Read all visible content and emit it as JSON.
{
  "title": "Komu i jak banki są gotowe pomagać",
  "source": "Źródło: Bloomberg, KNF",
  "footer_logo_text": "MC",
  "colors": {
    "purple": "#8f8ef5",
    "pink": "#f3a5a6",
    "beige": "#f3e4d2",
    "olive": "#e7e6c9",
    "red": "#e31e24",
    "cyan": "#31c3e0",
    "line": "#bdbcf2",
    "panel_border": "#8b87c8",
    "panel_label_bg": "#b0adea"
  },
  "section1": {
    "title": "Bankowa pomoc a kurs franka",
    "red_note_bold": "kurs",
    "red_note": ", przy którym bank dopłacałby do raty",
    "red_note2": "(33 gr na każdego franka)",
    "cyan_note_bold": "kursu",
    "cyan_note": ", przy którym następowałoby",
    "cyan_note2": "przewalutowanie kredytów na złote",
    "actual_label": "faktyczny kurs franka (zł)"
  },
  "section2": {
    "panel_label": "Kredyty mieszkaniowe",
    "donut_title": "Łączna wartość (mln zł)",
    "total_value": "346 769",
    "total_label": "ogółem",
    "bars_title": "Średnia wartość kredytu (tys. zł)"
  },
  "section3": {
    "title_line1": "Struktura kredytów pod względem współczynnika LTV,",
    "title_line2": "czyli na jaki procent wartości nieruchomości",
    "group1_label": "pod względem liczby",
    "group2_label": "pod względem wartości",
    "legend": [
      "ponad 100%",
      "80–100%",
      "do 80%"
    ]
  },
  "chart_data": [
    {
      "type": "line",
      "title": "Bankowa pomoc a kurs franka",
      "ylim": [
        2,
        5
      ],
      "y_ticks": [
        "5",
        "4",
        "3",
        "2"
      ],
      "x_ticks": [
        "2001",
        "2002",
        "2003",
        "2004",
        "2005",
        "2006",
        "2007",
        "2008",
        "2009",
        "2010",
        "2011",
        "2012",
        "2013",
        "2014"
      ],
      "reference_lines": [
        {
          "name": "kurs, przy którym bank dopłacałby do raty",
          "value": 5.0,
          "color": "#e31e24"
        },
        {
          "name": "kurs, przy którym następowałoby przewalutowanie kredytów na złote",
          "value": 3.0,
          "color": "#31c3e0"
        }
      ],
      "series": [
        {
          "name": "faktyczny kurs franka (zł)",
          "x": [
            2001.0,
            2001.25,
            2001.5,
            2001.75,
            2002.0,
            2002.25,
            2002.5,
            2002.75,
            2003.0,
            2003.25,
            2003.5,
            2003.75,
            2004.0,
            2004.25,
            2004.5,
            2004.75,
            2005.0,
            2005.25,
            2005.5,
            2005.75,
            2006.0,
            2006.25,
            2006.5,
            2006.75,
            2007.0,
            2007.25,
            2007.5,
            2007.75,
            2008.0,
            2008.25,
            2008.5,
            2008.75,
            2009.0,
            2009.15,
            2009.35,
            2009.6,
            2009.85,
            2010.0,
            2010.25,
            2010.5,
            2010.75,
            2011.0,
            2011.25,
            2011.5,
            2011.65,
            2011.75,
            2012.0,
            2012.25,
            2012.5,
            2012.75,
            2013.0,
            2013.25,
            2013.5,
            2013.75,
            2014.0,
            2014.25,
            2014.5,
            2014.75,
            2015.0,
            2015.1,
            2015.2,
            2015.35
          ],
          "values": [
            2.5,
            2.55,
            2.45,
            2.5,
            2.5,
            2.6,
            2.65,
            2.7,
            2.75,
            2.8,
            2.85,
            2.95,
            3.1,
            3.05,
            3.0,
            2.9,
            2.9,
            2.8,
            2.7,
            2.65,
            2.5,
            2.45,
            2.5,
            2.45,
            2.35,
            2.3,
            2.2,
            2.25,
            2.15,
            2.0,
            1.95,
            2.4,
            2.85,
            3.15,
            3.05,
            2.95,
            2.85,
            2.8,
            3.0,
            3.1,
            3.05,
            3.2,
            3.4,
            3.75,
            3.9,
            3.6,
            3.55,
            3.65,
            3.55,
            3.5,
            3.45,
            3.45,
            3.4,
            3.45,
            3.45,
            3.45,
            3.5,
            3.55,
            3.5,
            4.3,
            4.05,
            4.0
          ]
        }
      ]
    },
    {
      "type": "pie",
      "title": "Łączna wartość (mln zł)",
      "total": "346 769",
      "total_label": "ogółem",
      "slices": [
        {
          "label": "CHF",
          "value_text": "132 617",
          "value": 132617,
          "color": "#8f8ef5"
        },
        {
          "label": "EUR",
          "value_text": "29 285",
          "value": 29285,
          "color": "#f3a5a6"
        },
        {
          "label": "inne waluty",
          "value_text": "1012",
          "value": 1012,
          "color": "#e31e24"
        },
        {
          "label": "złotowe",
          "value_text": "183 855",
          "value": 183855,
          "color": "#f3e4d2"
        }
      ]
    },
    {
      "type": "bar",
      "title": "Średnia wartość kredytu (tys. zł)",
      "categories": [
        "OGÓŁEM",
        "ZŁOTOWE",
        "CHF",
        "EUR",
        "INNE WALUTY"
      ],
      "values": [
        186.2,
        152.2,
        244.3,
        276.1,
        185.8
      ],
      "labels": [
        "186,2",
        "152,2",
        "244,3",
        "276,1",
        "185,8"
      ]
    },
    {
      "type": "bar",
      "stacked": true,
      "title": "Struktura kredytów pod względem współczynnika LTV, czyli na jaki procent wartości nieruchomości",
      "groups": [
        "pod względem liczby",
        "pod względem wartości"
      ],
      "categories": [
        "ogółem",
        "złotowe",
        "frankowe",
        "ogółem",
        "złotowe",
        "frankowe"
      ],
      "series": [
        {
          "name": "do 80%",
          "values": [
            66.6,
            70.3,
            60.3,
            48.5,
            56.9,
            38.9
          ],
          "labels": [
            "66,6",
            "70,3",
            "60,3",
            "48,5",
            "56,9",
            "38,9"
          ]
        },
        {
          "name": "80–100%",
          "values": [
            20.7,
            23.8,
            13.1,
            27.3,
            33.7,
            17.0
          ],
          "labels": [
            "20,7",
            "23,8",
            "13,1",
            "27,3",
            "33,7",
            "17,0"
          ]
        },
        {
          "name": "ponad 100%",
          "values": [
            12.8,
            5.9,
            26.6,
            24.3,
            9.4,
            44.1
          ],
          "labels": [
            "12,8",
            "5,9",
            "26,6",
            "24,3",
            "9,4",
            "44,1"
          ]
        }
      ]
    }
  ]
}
----
* **Set task**
Where a line holds "następowałoby", copy it out.

* **Problem solution**
    "cyan_note": ", przy którym następowałoby",
          "name": "kurs, przy którym następowałoby przewalutowanie kredytów na złote",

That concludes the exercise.